Extract the data exactly, missing nothing.

Stored items

----

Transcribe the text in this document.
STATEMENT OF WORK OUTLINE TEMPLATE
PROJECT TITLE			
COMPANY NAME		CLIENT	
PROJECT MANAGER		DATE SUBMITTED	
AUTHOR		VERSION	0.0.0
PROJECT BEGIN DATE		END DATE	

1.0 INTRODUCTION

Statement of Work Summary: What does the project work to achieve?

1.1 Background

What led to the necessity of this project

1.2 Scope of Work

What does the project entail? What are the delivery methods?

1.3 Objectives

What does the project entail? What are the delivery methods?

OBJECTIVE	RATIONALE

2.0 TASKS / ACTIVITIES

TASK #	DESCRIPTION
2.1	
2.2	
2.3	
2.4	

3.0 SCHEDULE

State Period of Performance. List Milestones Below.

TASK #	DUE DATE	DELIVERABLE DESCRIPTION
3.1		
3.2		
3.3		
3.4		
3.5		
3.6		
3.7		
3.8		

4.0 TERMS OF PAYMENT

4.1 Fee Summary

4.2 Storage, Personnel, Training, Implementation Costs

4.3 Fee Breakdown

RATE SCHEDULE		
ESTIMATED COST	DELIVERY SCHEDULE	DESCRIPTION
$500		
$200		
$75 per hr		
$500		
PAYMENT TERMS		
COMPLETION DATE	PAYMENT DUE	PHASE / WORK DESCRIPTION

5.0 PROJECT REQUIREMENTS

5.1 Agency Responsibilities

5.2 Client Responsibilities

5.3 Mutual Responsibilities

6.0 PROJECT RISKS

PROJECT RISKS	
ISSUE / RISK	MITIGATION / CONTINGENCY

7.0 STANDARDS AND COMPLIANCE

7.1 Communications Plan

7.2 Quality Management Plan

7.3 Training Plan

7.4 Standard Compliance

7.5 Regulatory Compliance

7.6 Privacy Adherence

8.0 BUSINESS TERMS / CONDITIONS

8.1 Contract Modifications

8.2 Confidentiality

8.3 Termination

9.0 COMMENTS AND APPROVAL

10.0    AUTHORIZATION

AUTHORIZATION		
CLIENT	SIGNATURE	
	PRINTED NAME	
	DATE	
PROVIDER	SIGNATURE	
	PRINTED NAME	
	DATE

----

- [Answer below]
Transcribe the text in this document.
STATEMENT OF WORK OUTLINE TEMPLATE
PROJECT TITLE			
COMPANY NAME		CLIENT	
PROJECT MANAGER		DATE SUBMITTED	
AUTHOR		VERSION	0.0.0
PROJECT BEGIN DATE		END DATE	

1.0 INTRODUCTION

Statement of Work Summary: What does the project work to achieve?

1.1 Background

What led to the necessity of this project

1.2 Scope of Work

What does the project entail? What are the delivery methods?

1.3 Objectives

What does the project entail? What are the delivery methods?

OBJECTIVE	RATIONALE

2.0 TASKS / ACTIVITIES

TASK #	DESCRIPTION
2.1	
2.2	
2.3	
2.4	

3.0 SCHEDULE

State Period of Performance. List Milestones Below.

TASK #	DUE DATE	DELIVERABLE DESCRIPTION
3.1		
3.2		
3.3		
3.4		
3.5		
3.6		
3.7		
3.8		

4.0 TERMS OF PAYMENT

4.1 Fee Summary

4.2 Storage, Personnel, Training, Implementation Costs

4.3 Fee Breakdown

RATE SCHEDULE		
ESTIMATED COST	DELIVERY SCHEDULE	DESCRIPTION
$500		
$200		
$75 per hr		
$500		
PAYMENT TERMS		
COMPLETION DATE	PAYMENT DUE	PHASE / WORK DESCRIPTION

5.0 PROJECT REQUIREMENTS

5.1 Agency Responsibilities

5.2 Client Responsibilities

5.3 Mutual Responsibilities

6.0 PROJECT RISKS

PROJECT RISKS	
ISSUE / RISK	MITIGATION / CONTINGENCY

7.0 STANDARDS AND COMPLIANCE

7.1 Communications Plan

7.2 Quality Management Plan

7.3 Training Plan

7.4 Standard Compliance

7.5 Regulatory Compliance

7.6 Privacy Adherence

8.0 BUSINESS TERMS / CONDITIONS

8.1 Contract Modifications

8.2 Confidentiality

8.3 Termination

9.0 COMMENTS AND APPROVAL

10.0    AUTHORIZATION

AUTHORIZATION		
CLIENT	SIGNATURE	
	PRINTED NAME	
	DATE	
PROVIDER	SIGNATURE	
	PRINTED NAME	
	DATE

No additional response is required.